[Stored dataset items]

+--

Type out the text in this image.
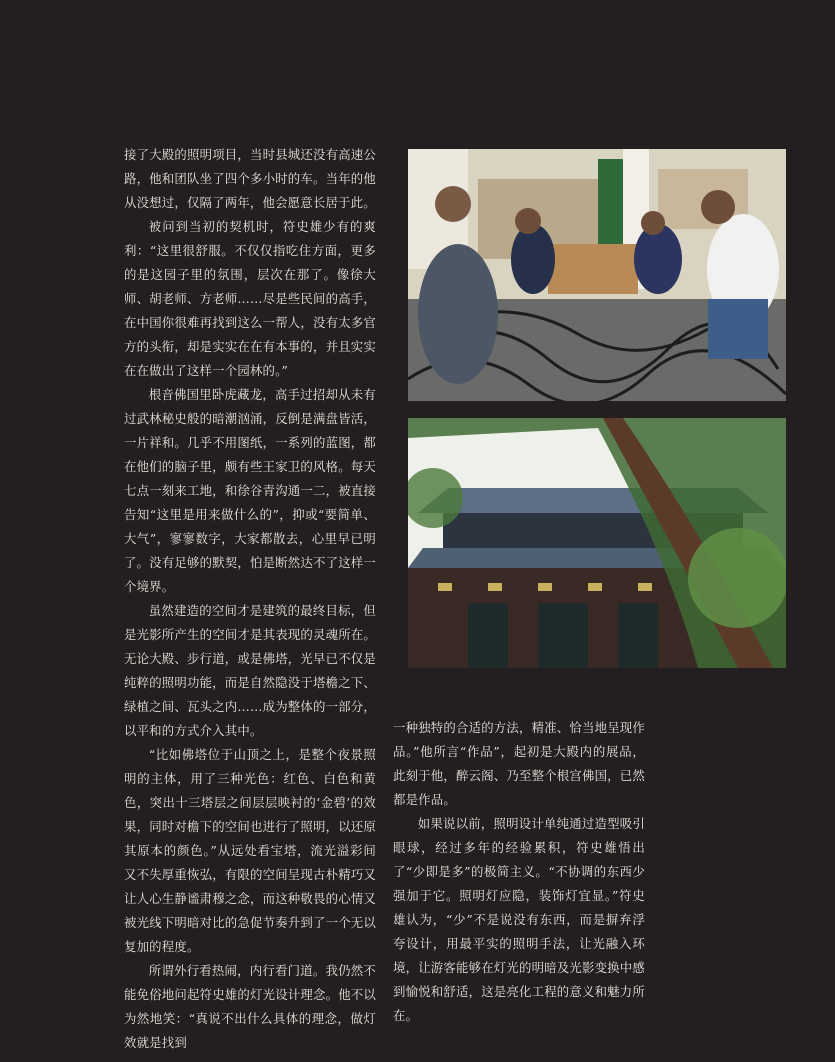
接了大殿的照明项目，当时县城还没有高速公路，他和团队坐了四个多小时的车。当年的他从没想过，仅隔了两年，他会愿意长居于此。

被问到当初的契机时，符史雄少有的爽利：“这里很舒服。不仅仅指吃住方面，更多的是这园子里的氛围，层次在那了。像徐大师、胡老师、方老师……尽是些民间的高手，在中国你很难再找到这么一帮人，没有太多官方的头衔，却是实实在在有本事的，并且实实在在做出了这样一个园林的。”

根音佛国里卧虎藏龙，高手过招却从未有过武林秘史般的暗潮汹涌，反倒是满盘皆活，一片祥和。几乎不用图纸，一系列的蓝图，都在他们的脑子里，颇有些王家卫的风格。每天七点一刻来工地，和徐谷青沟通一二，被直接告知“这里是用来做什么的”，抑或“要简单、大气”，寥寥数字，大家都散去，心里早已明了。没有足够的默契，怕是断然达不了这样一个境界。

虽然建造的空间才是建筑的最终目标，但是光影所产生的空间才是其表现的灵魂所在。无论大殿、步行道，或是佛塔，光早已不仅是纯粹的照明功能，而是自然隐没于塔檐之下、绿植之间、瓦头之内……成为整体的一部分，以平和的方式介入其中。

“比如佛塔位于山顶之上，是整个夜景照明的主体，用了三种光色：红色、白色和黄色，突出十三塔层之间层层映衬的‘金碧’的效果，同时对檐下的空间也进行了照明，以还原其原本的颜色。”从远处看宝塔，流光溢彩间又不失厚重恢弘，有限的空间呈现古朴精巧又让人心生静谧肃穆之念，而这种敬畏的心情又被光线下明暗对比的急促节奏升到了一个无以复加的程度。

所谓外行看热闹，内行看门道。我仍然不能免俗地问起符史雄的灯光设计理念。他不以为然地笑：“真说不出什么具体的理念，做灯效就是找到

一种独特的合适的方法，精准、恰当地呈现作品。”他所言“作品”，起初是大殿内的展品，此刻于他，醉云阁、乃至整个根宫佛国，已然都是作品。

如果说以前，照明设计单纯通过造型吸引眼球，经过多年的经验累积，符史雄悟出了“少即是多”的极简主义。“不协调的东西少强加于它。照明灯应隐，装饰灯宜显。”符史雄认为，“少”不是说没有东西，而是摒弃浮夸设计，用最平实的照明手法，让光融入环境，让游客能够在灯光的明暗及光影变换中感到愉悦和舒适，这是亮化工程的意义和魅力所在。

+--

WORK INSTRUCTIONS:
Reproduce every line above as written, skipping pictures.

SOLUTION TO THE PROBLEM:
Type out the text in this image.
接了大殿的照明项目，当时县城还没有高速公路，他和团队坐了四个多小时的车。当年的他从没想过，仅隔了两年，他会愿意长居于此。

被问到当初的契机时，符史雄少有的爽利：“这里很舒服。不仅仅指吃住方面，更多的是这园子里的氛围，层次在那了。像徐大师、胡老师、方老师……尽是些民间的高手，在中国你很难再找到这么一帮人，没有太多官方的头衔，却是实实在在有本事的，并且实实在在做出了这样一个园林的。”

根音佛国里卧虎藏龙，高手过招却从未有过武林秘史般的暗潮汹涌，反倒是满盘皆活，一片祥和。几乎不用图纸，一系列的蓝图，都在他们的脑子里，颇有些王家卫的风格。每天七点一刻来工地，和徐谷青沟通一二，被直接告知“这里是用来做什么的”，抑或“要简单、大气”，寥寥数字，大家都散去，心里早已明了。没有足够的默契，怕是断然达不了这样一个境界。

虽然建造的空间才是建筑的最终目标，但是光影所产生的空间才是其表现的灵魂所在。无论大殿、步行道，或是佛塔，光早已不仅是纯粹的照明功能，而是自然隐没于塔檐之下、绿植之间、瓦头之内……成为整体的一部分，以平和的方式介入其中。

“比如佛塔位于山顶之上，是整个夜景照明的主体，用了三种光色：红色、白色和黄色，突出十三塔层之间层层映衬的‘金碧’的效果，同时对檐下的空间也进行了照明，以还原其原本的颜色。”从远处看宝塔，流光溢彩间又不失厚重恢弘，有限的空间呈现古朴精巧又让人心生静谧肃穆之念，而这种敬畏的心情又被光线下明暗对比的急促节奏升到了一个无以复加的程度。

所谓外行看热闹，内行看门道。我仍然不能免俗地问起符史雄的灯光设计理念。他不以为然地笑：“真说不出什么具体的理念，做灯效就是找到

一种独特的合适的方法，精准、恰当地呈现作品。”他所言“作品”，起初是大殿内的展品，此刻于他，醉云阁、乃至整个根宫佛国，已然都是作品。

如果说以前，照明设计单纯通过造型吸引眼球，经过多年的经验累积，符史雄悟出了“少即是多”的极简主义。“不协调的东西少强加于它。照明灯应隐，装饰灯宜显。”符史雄认为，“少”不是说没有东西，而是摒弃浮夸设计，用最平实的照明手法，让光融入环境，让游客能够在灯光的明暗及光影变换中感到愉悦和舒适，这是亮化工程的意义和魅力所在。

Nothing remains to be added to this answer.